• Input rows

## START

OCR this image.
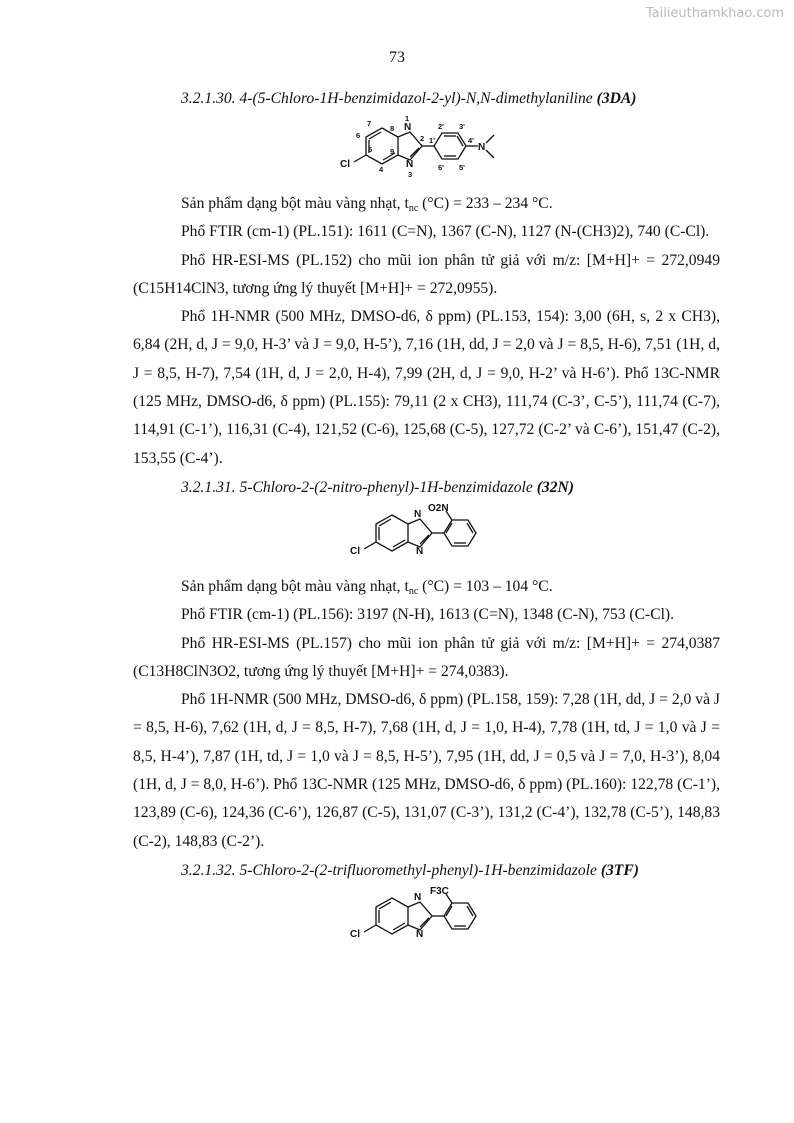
Tailieuthamkhao.com
73

3.2.1.30. 4-(5-Chloro-1H-benzimidazol-2-yl)-N,N-dimethylaniline (3DA)

1
N
7
8
6	2
5 9
N
4
3
Cl
1'
2' 3'
4'
6' 5'
N

Sản phẩm dạng bột màu vàng nhạt, $t_{nc}$ (°C) = 233 – 234 °C.

Phổ FTIR (cm-1) (PL.151): 1611 (C=N), 1367 (C-N), 1127 (N-(CH3)2), 740 (C-Cl).

Phổ HR-ESI-MS (PL.152) cho mũi ion phân tử giả với m/z: [M+H]+ = 272,0949 (C15H14ClN3, tương ứng lý thuyết [M+H]+ = 272,0955).

Phổ 1H-NMR (500 MHz, DMSO-d6, δ ppm) (PL.153, 154): 3,00 (6H, s, 2 x CH3), 6,84 (2H, d, J = 9,0, H-3’ và J = 9,0, H-5’), 7,16 (1H, dd, J = 2,0 và J = 8,5, H-6), 7,51 (1H, d, J = 8,5, H-7), 7,54 (1H, d, J = 2,0, H-4), 7,99 (2H, d, J = 9,0, H-2’ và H-6’). Phổ 13C-NMR (125 MHz, DMSO-d6, δ ppm) (PL.155): 79,11 (2 x CH3), 111,74 (C-3’, C-5’), 111,74 (C-7), 114,91 (C-1’), 116,31 (C-4), 121,52 (C-6), 125,68 (C-5), 127,72 (C-2’ và C-6’), 151,47 (C-2), 153,55 (C-4’).

3.2.1.31. 5-Chloro-2-(2-nitro-phenyl)-1H-benzimidazole (32N)

O2N
N
N
Cl

Sản phẩm dạng bột màu vàng nhạt, $t_{nc}$ (°C) = 103 – 104 °C.

Phổ FTIR (cm-1) (PL.156): 3197 (N-H), 1613 (C=N), 1348 (C-N), 753 (C-Cl).

Phổ HR-ESI-MS (PL.157) cho mũi ion phân tử giả với m/z: [M+H]+ = 274,0387 (C13H8ClN3O2, tương ứng lý thuyết [M+H]+ = 274,0383).

Phổ 1H-NMR (500 MHz, DMSO-d6, δ ppm) (PL.158, 159): 7,28 (1H, dd, J = 2,0 và J = 8,5, H-6), 7,62 (1H, d, J = 8,5, H-7), 7,68 (1H, d, J = 1,0, H-4), 7,78 (1H, td, J = 1,0 và J = 8,5, H-4’), 7,87 (1H, td, J = 1,0 và J = 8,5, H-5’), 7,95 (1H, dd, J = 0,5 và J = 7,0, H-3’), 8,04 (1H, d, J = 8,0, H-6’). Phổ 13C-NMR (125 MHz, DMSO-d6, δ ppm) (PL.160): 122,78 (C-1’), 123,89 (C-6), 124,36 (C-6’), 126,87 (C-5), 131,07 (C-3’), 131,2 (C-4’), 132,78 (C-5’), 148,83 (C-2), 148,83 (C-2’).

3.2.1.32. 5-Chloro-2-(2-trifluoromethyl-phenyl)-1H-benzimidazole (3TF)

F3C
N
N
Cl
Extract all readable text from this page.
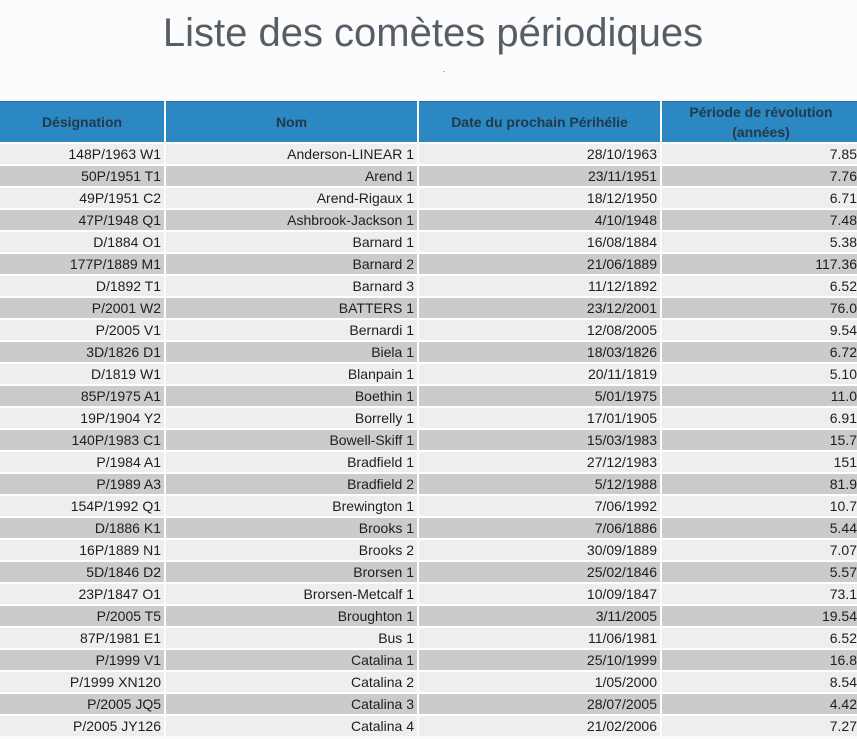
Liste des comètes périodiques
Désignation	Nom	Date du prochain Périhélie	Période de révolution (années)
148P/1963 W1	Anderson-LINEAR 1	28/10/1963	7.85
50P/1951 T1	Arend 1	23/11/1951	7.76
49P/1951 C2	Arend-Rigaux 1	18/12/1950	6.71
47P/1948 Q1	Ashbrook-Jackson 1	4/10/1948	7.48
D/1884 O1	Barnard 1	16/08/1884	5.38
177P/1889 M1	Barnard 2	21/06/1889	117.36
D/1892 T1	Barnard 3	11/12/1892	6.52
P/2001 W2	BATTERS 1	23/12/2001	76.0
P/2005 V1	Bernardi 1	12/08/2005	9.54
3D/1826 D1	Biela 1	18/03/1826	6.72
D/1819 W1	Blanpain 1	20/11/1819	5.10
85P/1975 A1	Boethin 1	5/01/1975	11.0
19P/1904 Y2	Borrelly 1	17/01/1905	6.91
140P/1983 C1	Bowell-Skiff 1	15/03/1983	15.7
P/1984 A1	Bradfield 1	27/12/1983	151
P/1989 A3	Bradfield 2	5/12/1988	81.9
154P/1992 Q1	Brewington 1	7/06/1992	10.7
D/1886 K1	Brooks 1	7/06/1886	5.44
16P/1889 N1	Brooks 2	30/09/1889	7.07
5D/1846 D2	Brorsen 1	25/02/1846	5.57
23P/1847 O1	Brorsen-Metcalf 1	10/09/1847	73.1
P/2005 T5	Broughton 1	3/11/2005	19.54
87P/1981 E1	Bus 1	11/06/1981	6.52
P/1999 V1	Catalina 1	25/10/1999	16.8
P/1999 XN120	Catalina 2	1/05/2000	8.54
P/2005 JQ5	Catalina 3	28/07/2005	4.42
P/2005 JY126	Catalina 4	21/02/2006	7.27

## END

• Goal of the exercise
Apart from the pictures, the entries above are to be repeated in full and exactly.

• Response below
OCR this image.
Tailieuthamkhao.com
73

3.2.1.30. 4-(5-Chloro-1H-benzimidazol-2-yl)-N,N-dimethylaniline (3DA)

1
N
7
8
6	2
5 9
N
4
3
Cl
1'
2' 3'
4'
6' 5'
N

Sản phẩm dạng bột màu vàng nhạt, $t_{nc}$ (°C) = 233 – 234 °C.

Phổ FTIR (cm-1) (PL.151): 1611 (C=N), 1367 (C-N), 1127 (N-(CH3)2), 740 (C-Cl).

Phổ HR-ESI-MS (PL.152) cho mũi ion phân tử giả với m/z: [M+H]+ = 272,0949 (C15H14ClN3, tương ứng lý thuyết [M+H]+ = 272,0955).

Phổ 1H-NMR (500 MHz, DMSO-d6, δ ppm) (PL.153, 154): 3,00 (6H, s, 2 x CH3), 6,84 (2H, d, J = 9,0, H-3’ và J = 9,0, H-5’), 7,16 (1H, dd, J = 2,0 và J = 8,5, H-6), 7,51 (1H, d, J = 8,5, H-7), 7,54 (1H, d, J = 2,0, H-4), 7,99 (2H, d, J = 9,0, H-2’ và H-6’). Phổ 13C-NMR (125 MHz, DMSO-d6, δ ppm) (PL.155): 79,11 (2 x CH3), 111,74 (C-3’, C-5’), 111,74 (C-7), 114,91 (C-1’), 116,31 (C-4), 121,52 (C-6), 125,68 (C-5), 127,72 (C-2’ và C-6’), 151,47 (C-2), 153,55 (C-4’).

3.2.1.31. 5-Chloro-2-(2-nitro-phenyl)-1H-benzimidazole (32N)

O2N
N
N
Cl

Sản phẩm dạng bột màu vàng nhạt, $t_{nc}$ (°C) = 103 – 104 °C.

Phổ FTIR (cm-1) (PL.156): 3197 (N-H), 1613 (C=N), 1348 (C-N), 753 (C-Cl).

Phổ HR-ESI-MS (PL.157) cho mũi ion phân tử giả với m/z: [M+H]+ = 274,0387 (C13H8ClN3O2, tương ứng lý thuyết [M+H]+ = 274,0383).

Phổ 1H-NMR (500 MHz, DMSO-d6, δ ppm) (PL.158, 159): 7,28 (1H, dd, J = 2,0 và J = 8,5, H-6), 7,62 (1H, d, J = 8,5, H-7), 7,68 (1H, d, J = 1,0, H-4), 7,78 (1H, td, J = 1,0 và J = 8,5, H-4’), 7,87 (1H, td, J = 1,0 và J = 8,5, H-5’), 7,95 (1H, dd, J = 0,5 và J = 7,0, H-3’), 8,04 (1H, d, J = 8,0, H-6’). Phổ 13C-NMR (125 MHz, DMSO-d6, δ ppm) (PL.160): 122,78 (C-1’), 123,89 (C-6), 124,36 (C-6’), 126,87 (C-5), 131,07 (C-3’), 131,2 (C-4’), 132,78 (C-5’), 148,83 (C-2), 148,83 (C-2’).

3.2.1.32. 5-Chloro-2-(2-trifluoromethyl-phenyl)-1H-benzimidazole (3TF)

F3C
N
N
Cl
Extract all readable text from this page.
Liste des comètes périodiques
Désignation	Nom	Date du prochain Périhélie	Période de révolution (années)
148P/1963 W1	Anderson-LINEAR 1	28/10/1963	7.85
50P/1951 T1	Arend 1	23/11/1951	7.76
49P/1951 C2	Arend-Rigaux 1	18/12/1950	6.71
47P/1948 Q1	Ashbrook-Jackson 1	4/10/1948	7.48
D/1884 O1	Barnard 1	16/08/1884	5.38
177P/1889 M1	Barnard 2	21/06/1889	117.36
D/1892 T1	Barnard 3	11/12/1892	6.52
P/2001 W2	BATTERS 1	23/12/2001	76.0
P/2005 V1	Bernardi 1	12/08/2005	9.54
3D/1826 D1	Biela 1	18/03/1826	6.72
D/1819 W1	Blanpain 1	20/11/1819	5.10
85P/1975 A1	Boethin 1	5/01/1975	11.0
19P/1904 Y2	Borrelly 1	17/01/1905	6.91
140P/1983 C1	Bowell-Skiff 1	15/03/1983	15.7
P/1984 A1	Bradfield 1	27/12/1983	151
P/1989 A3	Bradfield 2	5/12/1988	81.9
154P/1992 Q1	Brewington 1	7/06/1992	10.7
D/1886 K1	Brooks 1	7/06/1886	5.44
16P/1889 N1	Brooks 2	30/09/1889	7.07
5D/1846 D2	Brorsen 1	25/02/1846	5.57
23P/1847 O1	Brorsen-Metcalf 1	10/09/1847	73.1
P/2005 T5	Broughton 1	3/11/2005	19.54
87P/1981 E1	Bus 1	11/06/1981	6.52
P/1999 V1	Catalina 1	25/10/1999	16.8
P/1999 XN120	Catalina 2	1/05/2000	8.54
P/2005 JQ5	Catalina 3	28/07/2005	4.42
P/2005 JY126	Catalina 4	21/02/2006	7.27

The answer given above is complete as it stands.